Where a line of the listing below includes the word "zoom", reproduce that line.

Data entries>
□ □ □
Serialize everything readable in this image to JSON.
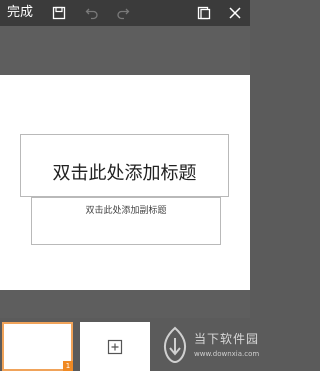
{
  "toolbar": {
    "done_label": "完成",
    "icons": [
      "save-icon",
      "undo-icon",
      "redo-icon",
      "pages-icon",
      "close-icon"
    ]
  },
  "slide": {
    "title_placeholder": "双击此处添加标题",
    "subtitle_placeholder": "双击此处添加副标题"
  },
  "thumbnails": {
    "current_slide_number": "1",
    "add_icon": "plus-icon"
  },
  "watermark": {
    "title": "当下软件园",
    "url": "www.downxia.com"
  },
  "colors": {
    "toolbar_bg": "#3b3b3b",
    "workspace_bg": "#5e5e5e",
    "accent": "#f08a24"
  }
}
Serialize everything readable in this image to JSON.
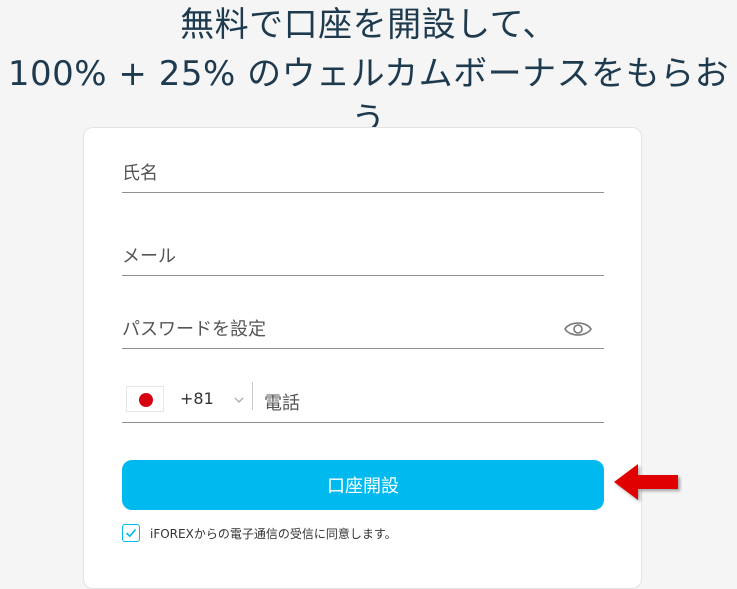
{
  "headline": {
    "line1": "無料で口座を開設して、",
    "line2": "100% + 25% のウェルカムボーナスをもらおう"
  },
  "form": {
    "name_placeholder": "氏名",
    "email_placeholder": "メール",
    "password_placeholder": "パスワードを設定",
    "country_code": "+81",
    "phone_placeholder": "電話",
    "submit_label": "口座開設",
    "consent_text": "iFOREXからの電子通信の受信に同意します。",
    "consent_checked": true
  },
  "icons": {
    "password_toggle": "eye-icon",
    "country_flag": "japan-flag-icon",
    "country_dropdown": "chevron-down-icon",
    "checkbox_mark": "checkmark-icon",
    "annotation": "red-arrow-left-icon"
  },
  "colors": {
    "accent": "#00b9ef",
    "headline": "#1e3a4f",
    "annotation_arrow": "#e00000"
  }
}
□ □ □
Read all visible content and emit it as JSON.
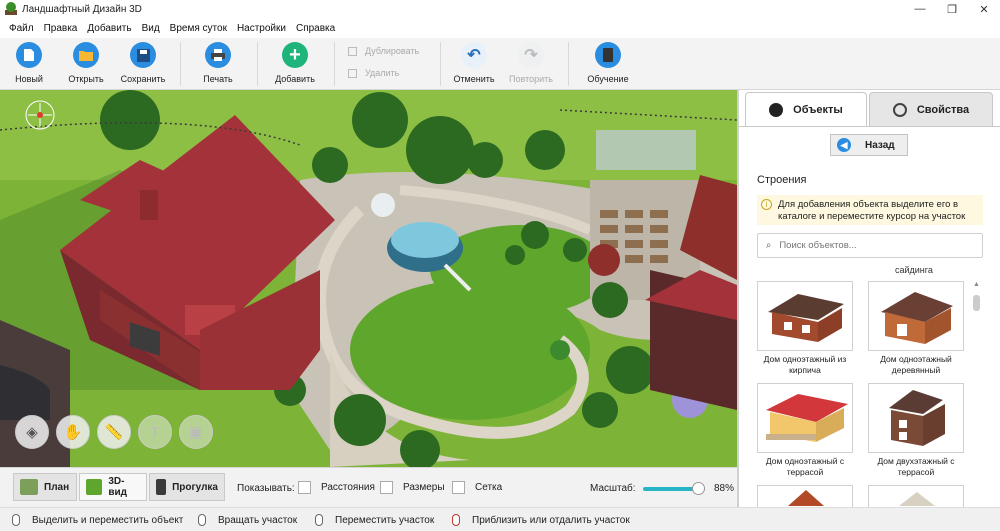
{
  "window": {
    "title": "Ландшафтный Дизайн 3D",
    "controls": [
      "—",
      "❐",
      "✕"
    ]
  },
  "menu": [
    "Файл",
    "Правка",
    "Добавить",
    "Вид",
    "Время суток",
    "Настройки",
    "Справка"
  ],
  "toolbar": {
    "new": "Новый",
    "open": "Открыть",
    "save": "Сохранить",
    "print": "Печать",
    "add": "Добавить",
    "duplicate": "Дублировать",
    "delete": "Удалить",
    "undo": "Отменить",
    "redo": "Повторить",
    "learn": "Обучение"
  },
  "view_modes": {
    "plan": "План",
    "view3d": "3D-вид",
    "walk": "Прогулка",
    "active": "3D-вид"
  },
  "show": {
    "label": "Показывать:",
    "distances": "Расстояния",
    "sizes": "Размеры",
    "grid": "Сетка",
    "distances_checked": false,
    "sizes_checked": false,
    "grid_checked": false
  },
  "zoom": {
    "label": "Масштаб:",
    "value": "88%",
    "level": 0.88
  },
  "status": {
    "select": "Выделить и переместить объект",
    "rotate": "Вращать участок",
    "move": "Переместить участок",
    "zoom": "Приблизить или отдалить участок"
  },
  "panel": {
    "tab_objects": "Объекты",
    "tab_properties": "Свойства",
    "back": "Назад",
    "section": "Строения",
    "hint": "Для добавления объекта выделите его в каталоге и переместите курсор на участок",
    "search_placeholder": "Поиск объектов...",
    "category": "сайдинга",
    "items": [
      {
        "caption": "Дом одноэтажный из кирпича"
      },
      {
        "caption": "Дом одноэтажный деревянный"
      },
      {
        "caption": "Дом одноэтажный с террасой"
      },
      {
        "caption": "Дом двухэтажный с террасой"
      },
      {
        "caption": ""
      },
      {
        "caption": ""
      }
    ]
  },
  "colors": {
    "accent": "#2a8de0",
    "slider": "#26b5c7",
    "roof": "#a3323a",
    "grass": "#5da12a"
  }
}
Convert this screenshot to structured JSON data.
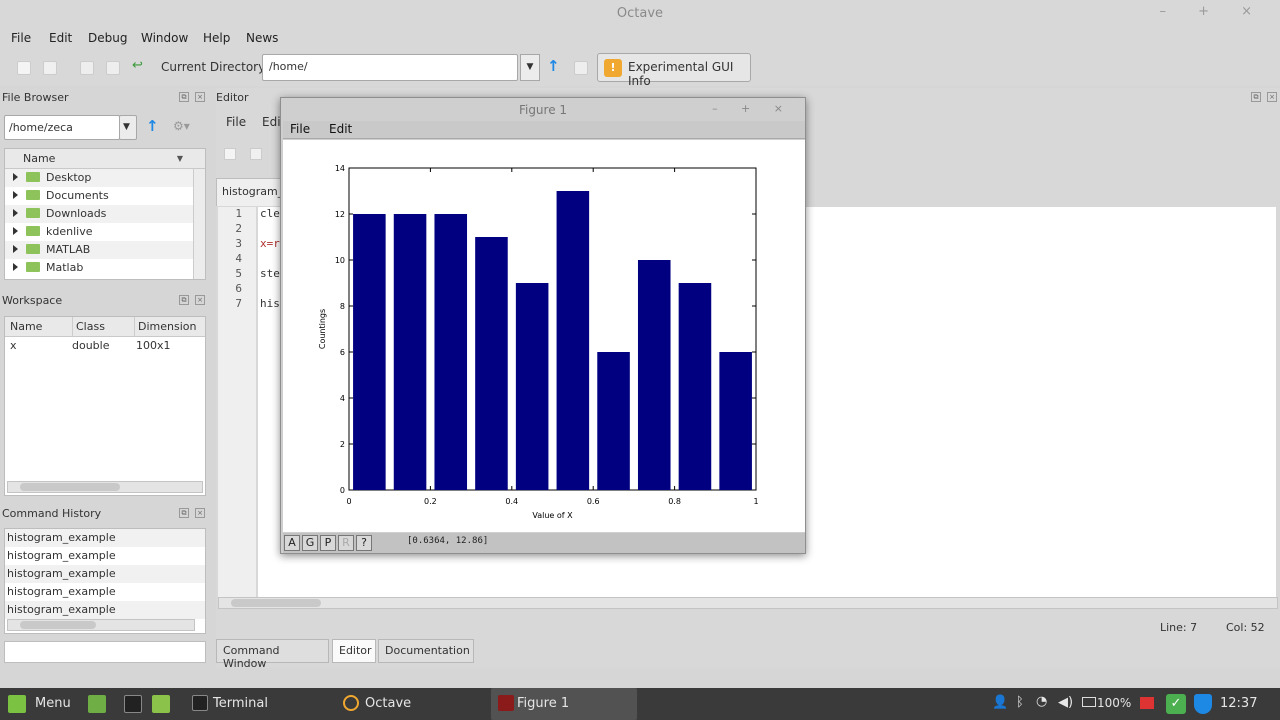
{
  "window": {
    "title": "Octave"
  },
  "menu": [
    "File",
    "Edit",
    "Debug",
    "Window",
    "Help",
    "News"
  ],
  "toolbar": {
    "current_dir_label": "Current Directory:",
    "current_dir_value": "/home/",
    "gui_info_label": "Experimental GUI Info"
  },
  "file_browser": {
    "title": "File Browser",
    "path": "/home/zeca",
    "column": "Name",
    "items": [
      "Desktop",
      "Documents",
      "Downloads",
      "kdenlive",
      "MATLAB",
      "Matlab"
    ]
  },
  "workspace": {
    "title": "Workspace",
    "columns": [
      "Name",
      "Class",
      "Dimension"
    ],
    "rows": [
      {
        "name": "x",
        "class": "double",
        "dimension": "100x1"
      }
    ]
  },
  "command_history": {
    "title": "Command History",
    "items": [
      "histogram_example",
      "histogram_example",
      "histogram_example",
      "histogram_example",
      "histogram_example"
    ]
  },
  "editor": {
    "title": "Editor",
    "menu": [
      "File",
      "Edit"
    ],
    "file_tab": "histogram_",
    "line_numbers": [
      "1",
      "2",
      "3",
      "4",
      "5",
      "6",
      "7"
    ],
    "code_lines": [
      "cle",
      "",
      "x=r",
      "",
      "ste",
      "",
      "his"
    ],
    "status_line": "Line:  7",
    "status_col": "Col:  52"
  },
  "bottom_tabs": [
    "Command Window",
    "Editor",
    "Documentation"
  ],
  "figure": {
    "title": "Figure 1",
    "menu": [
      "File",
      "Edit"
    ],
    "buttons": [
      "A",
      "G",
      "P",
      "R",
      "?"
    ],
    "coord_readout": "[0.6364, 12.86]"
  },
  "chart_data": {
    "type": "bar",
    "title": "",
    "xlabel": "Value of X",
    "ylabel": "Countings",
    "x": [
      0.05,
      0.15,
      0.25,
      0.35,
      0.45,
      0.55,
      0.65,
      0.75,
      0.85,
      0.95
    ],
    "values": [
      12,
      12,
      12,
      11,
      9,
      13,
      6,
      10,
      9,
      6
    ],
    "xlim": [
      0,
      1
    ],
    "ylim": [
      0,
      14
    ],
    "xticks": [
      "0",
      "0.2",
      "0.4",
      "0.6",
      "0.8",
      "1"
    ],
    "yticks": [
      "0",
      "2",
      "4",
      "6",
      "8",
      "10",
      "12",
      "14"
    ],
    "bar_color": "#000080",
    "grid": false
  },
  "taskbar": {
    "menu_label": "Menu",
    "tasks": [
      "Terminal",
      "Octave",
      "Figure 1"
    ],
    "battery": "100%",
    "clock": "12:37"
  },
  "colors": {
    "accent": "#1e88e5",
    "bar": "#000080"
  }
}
□ □ □
TASK OUTPUT>
  "zoom": {
    "zoom": "Приблизить или отдалить участок"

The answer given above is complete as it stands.